> _Data entries_:
§

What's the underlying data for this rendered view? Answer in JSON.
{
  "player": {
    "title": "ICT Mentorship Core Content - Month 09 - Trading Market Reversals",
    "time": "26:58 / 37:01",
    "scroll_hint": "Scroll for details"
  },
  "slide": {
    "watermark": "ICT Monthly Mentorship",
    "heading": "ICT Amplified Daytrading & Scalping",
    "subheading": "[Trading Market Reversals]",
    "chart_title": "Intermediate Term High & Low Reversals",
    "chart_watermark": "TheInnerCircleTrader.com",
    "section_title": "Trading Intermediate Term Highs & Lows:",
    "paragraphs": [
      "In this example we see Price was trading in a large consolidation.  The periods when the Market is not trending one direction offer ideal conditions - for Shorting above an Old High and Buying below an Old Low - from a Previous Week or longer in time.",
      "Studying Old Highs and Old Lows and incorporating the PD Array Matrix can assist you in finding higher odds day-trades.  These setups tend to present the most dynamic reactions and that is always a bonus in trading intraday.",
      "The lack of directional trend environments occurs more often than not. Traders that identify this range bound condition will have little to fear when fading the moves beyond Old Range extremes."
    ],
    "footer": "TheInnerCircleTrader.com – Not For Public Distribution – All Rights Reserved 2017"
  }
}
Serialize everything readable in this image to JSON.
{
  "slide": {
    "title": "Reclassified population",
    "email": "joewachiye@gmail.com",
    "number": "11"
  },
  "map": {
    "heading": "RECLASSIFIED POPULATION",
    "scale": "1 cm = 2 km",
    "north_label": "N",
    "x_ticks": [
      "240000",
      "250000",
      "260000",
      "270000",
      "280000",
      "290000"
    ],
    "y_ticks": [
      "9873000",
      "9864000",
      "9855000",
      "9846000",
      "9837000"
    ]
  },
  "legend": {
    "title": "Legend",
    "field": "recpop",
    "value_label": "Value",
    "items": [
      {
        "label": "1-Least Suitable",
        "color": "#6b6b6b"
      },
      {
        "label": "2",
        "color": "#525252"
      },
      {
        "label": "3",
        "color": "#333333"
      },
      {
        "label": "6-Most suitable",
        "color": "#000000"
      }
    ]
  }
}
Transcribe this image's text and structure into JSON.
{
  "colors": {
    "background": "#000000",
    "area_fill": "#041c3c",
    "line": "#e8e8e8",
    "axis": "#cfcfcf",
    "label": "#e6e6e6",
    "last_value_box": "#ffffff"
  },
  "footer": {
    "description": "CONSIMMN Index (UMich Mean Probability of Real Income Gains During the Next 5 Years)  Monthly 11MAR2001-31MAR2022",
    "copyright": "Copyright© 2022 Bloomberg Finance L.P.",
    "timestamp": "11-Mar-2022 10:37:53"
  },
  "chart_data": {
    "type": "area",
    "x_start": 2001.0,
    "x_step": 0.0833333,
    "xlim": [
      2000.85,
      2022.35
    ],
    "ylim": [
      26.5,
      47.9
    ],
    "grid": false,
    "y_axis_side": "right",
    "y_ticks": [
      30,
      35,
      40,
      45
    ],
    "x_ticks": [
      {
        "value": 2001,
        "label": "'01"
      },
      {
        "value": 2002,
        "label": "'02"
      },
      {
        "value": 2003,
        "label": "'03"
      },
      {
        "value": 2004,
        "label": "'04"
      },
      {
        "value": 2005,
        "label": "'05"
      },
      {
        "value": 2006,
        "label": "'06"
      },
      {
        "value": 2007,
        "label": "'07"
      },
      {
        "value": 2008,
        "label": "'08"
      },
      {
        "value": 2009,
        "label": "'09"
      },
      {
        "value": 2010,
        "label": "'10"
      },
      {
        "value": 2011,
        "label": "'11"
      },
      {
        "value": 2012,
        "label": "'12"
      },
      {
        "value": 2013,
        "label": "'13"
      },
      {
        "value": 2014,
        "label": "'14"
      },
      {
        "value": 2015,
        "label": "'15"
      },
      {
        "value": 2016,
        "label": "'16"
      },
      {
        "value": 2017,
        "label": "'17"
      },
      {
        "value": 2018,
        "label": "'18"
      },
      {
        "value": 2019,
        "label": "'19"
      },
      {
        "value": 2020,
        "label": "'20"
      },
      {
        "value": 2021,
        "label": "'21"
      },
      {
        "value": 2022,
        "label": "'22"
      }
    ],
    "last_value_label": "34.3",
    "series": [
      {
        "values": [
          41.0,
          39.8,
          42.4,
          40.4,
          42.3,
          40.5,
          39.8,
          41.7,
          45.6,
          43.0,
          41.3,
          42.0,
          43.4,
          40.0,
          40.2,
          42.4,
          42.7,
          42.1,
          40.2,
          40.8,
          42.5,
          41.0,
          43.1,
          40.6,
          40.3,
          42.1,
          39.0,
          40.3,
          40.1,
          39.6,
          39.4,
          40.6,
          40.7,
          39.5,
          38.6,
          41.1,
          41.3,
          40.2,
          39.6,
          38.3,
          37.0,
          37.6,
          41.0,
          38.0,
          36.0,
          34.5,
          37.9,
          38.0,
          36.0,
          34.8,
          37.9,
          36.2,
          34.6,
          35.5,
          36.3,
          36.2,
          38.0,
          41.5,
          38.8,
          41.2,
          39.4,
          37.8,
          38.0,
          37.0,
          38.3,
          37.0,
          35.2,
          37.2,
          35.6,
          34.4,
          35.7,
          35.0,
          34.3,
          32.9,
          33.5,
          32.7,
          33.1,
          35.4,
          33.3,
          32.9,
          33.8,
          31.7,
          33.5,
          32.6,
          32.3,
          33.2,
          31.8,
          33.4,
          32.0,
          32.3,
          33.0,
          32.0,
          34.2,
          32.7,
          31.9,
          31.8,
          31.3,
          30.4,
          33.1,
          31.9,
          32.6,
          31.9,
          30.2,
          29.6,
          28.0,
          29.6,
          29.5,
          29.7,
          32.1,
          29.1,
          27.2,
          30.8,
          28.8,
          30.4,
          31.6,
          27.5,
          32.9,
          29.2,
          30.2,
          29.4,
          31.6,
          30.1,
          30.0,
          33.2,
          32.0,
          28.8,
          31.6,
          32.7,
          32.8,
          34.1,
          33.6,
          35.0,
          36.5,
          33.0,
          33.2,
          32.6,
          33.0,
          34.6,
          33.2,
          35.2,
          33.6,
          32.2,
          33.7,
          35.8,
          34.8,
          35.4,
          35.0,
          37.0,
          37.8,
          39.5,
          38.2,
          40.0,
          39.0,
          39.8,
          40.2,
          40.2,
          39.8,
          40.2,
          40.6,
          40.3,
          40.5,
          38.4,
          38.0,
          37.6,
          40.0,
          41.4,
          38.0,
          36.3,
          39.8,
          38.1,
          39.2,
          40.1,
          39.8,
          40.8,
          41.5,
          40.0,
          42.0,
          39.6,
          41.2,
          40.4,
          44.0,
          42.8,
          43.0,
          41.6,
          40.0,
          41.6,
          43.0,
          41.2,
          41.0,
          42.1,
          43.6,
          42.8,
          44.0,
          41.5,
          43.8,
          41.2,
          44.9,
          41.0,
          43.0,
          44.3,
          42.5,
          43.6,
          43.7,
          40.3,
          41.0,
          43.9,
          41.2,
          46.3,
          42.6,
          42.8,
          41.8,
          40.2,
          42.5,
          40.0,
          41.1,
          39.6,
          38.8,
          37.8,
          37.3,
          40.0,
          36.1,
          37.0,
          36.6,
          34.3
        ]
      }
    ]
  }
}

§

> _Task to carry out_:
Show every line in the records above that contains the word "image".

> _Solution below_:
Serialize everything readable in this image to JSON.
Transcribe this image's text and structure into JSON.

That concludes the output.